◆ **DATA RECORDS**
— begin —
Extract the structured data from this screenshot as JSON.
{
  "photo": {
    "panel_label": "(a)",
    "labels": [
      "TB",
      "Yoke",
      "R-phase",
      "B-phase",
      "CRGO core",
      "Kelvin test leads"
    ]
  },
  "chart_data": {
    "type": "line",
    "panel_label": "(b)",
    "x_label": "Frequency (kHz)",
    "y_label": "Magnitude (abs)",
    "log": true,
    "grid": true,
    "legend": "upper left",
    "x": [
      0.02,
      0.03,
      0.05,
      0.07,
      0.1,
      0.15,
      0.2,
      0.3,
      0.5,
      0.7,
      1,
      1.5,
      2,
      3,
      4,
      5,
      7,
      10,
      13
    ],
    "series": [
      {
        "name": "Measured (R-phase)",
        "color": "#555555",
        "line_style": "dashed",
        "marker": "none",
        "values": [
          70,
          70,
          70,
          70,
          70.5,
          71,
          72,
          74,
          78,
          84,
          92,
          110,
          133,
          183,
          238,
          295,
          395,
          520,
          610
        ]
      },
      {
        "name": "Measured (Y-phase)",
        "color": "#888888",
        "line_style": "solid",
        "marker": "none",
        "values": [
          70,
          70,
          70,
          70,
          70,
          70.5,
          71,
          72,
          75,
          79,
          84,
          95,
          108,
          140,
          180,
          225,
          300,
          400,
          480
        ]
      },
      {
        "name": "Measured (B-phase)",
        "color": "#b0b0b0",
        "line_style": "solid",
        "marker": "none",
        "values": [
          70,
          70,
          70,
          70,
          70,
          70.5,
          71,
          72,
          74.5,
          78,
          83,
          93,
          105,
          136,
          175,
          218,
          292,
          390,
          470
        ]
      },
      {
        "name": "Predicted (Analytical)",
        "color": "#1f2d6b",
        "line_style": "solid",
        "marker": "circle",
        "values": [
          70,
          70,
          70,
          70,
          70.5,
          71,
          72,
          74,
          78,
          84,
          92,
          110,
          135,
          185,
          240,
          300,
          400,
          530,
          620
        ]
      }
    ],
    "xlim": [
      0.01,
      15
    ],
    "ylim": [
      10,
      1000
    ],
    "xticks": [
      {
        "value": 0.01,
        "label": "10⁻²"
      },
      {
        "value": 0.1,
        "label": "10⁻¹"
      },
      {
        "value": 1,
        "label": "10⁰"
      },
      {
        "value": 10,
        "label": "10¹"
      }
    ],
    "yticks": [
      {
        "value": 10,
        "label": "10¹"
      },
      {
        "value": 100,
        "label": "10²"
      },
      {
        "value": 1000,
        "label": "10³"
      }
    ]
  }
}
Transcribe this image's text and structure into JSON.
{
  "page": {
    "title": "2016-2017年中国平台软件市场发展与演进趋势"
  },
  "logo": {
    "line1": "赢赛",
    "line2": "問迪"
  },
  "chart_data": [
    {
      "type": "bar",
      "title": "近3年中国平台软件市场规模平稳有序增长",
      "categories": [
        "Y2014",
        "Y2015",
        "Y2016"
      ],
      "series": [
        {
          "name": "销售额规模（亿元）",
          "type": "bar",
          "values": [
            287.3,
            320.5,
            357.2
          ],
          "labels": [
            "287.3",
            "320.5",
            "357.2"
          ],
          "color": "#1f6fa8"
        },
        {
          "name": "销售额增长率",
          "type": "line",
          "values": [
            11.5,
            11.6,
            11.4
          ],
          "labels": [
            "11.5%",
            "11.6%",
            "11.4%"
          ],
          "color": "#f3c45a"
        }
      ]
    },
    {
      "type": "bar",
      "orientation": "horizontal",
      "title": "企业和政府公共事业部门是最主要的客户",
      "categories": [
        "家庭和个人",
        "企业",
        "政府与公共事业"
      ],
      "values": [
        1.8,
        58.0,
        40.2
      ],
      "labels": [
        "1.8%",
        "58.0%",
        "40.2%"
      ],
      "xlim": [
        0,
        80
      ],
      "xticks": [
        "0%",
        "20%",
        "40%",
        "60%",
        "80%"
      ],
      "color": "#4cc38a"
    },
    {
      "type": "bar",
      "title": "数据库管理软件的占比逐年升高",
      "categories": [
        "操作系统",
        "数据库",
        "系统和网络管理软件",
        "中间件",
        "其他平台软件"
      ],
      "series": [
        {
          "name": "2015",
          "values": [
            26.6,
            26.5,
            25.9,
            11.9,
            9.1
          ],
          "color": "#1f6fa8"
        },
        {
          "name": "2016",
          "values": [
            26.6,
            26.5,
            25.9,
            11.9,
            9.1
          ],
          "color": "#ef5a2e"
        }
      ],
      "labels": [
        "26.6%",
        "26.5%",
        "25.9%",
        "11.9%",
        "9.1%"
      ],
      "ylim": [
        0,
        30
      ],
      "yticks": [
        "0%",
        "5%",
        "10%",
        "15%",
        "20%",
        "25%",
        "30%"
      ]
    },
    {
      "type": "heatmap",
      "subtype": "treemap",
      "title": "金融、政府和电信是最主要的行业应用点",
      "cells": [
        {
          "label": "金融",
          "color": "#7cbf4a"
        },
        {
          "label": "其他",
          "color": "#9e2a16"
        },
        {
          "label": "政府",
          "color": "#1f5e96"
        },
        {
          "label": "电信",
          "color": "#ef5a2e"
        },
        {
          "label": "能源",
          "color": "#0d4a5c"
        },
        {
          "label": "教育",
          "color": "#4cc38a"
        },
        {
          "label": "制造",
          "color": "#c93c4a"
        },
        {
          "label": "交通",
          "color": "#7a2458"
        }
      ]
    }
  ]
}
— end —
◆ **WORK REQUIRED**
Restate the records, all of them, precisely as written.

◆ **PROBLEM SOLUTION**
Extract the structured data from this screenshot as JSON.
{
  "photo": {
    "panel_label": "(a)",
    "labels": [
      "TB",
      "Yoke",
      "R-phase",
      "B-phase",
      "CRGO core",
      "Kelvin test leads"
    ]
  },
  "chart_data": {
    "type": "line",
    "panel_label": "(b)",
    "x_label": "Frequency (kHz)",
    "y_label": "Magnitude (abs)",
    "log": true,
    "grid": true,
    "legend": "upper left",
    "x": [
      0.02,
      0.03,
      0.05,
      0.07,
      0.1,
      0.15,
      0.2,
      0.3,
      0.5,
      0.7,
      1,
      1.5,
      2,
      3,
      4,
      5,
      7,
      10,
      13
    ],
    "series": [
      {
        "name": "Measured (R-phase)",
        "color": "#555555",
        "line_style": "dashed",
        "marker": "none",
        "values": [
          70,
          70,
          70,
          70,
          70.5,
          71,
          72,
          74,
          78,
          84,
          92,
          110,
          133,
          183,
          238,
          295,
          395,
          520,
          610
        ]
      },
      {
        "name": "Measured (Y-phase)",
        "color": "#888888",
        "line_style": "solid",
        "marker": "none",
        "values": [
          70,
          70,
          70,
          70,
          70,
          70.5,
          71,
          72,
          75,
          79,
          84,
          95,
          108,
          140,
          180,
          225,
          300,
          400,
          480
        ]
      },
      {
        "name": "Measured (B-phase)",
        "color": "#b0b0b0",
        "line_style": "solid",
        "marker": "none",
        "values": [
          70,
          70,
          70,
          70,
          70,
          70.5,
          71,
          72,
          74.5,
          78,
          83,
          93,
          105,
          136,
          175,
          218,
          292,
          390,
          470
        ]
      },
      {
        "name": "Predicted (Analytical)",
        "color": "#1f2d6b",
        "line_style": "solid",
        "marker": "circle",
        "values": [
          70,
          70,
          70,
          70,
          70.5,
          71,
          72,
          74,
          78,
          84,
          92,
          110,
          135,
          185,
          240,
          300,
          400,
          530,
          620
        ]
      }
    ],
    "xlim": [
      0.01,
      15
    ],
    "ylim": [
      10,
      1000
    ],
    "xticks": [
      {
        "value": 0.01,
        "label": "10⁻²"
      },
      {
        "value": 0.1,
        "label": "10⁻¹"
      },
      {
        "value": 1,
        "label": "10⁰"
      },
      {
        "value": 10,
        "label": "10¹"
      }
    ],
    "yticks": [
      {
        "value": 10,
        "label": "10¹"
      },
      {
        "value": 100,
        "label": "10²"
      },
      {
        "value": 1000,
        "label": "10³"
      }
    ]
  }
}
Transcribe this image's text and structure into JSON.
{
  "page": {
    "title": "2016-2017年中国平台软件市场发展与演进趋势"
  },
  "logo": {
    "line1": "赢赛",
    "line2": "問迪"
  },
  "chart_data": [
    {
      "type": "bar",
      "title": "近3年中国平台软件市场规模平稳有序增长",
      "categories": [
        "Y2014",
        "Y2015",
        "Y2016"
      ],
      "series": [
        {
          "name": "销售额规模（亿元）",
          "type": "bar",
          "values": [
            287.3,
            320.5,
            357.2
          ],
          "labels": [
            "287.3",
            "320.5",
            "357.2"
          ],
          "color": "#1f6fa8"
        },
        {
          "name": "销售额增长率",
          "type": "line",
          "values": [
            11.5,
            11.6,
            11.4
          ],
          "labels": [
            "11.5%",
            "11.6%",
            "11.4%"
          ],
          "color": "#f3c45a"
        }
      ]
    },
    {
      "type": "bar",
      "orientation": "horizontal",
      "title": "企业和政府公共事业部门是最主要的客户",
      "categories": [
        "家庭和个人",
        "企业",
        "政府与公共事业"
      ],
      "values": [
        1.8,
        58.0,
        40.2
      ],
      "labels": [
        "1.8%",
        "58.0%",
        "40.2%"
      ],
      "xlim": [
        0,
        80
      ],
      "xticks": [
        "0%",
        "20%",
        "40%",
        "60%",
        "80%"
      ],
      "color": "#4cc38a"
    },
    {
      "type": "bar",
      "title": "数据库管理软件的占比逐年升高",
      "categories": [
        "操作系统",
        "数据库",
        "系统和网络管理软件",
        "中间件",
        "其他平台软件"
      ],
      "series": [
        {
          "name": "2015",
          "values": [
            26.6,
            26.5,
            25.9,
            11.9,
            9.1
          ],
          "color": "#1f6fa8"
        },
        {
          "name": "2016",
          "values": [
            26.6,
            26.5,
            25.9,
            11.9,
            9.1
          ],
          "color": "#ef5a2e"
        }
      ],
      "labels": [
        "26.6%",
        "26.5%",
        "25.9%",
        "11.9%",
        "9.1%"
      ],
      "ylim": [
        0,
        30
      ],
      "yticks": [
        "0%",
        "5%",
        "10%",
        "15%",
        "20%",
        "25%",
        "30%"
      ]
    },
    {
      "type": "heatmap",
      "subtype": "treemap",
      "title": "金融、政府和电信是最主要的行业应用点",
      "cells": [
        {
          "label": "金融",
          "color": "#7cbf4a"
        },
        {
          "label": "其他",
          "color": "#9e2a16"
        },
        {
          "label": "政府",
          "color": "#1f5e96"
        },
        {
          "label": "电信",
          "color": "#ef5a2e"
        },
        {
          "label": "能源",
          "color": "#0d4a5c"
        },
        {
          "label": "教育",
          "color": "#4cc38a"
        },
        {
          "label": "制造",
          "color": "#c93c4a"
        },
        {
          "label": "交通",
          "color": "#7a2458"
        }
      ]
    }
  ]
}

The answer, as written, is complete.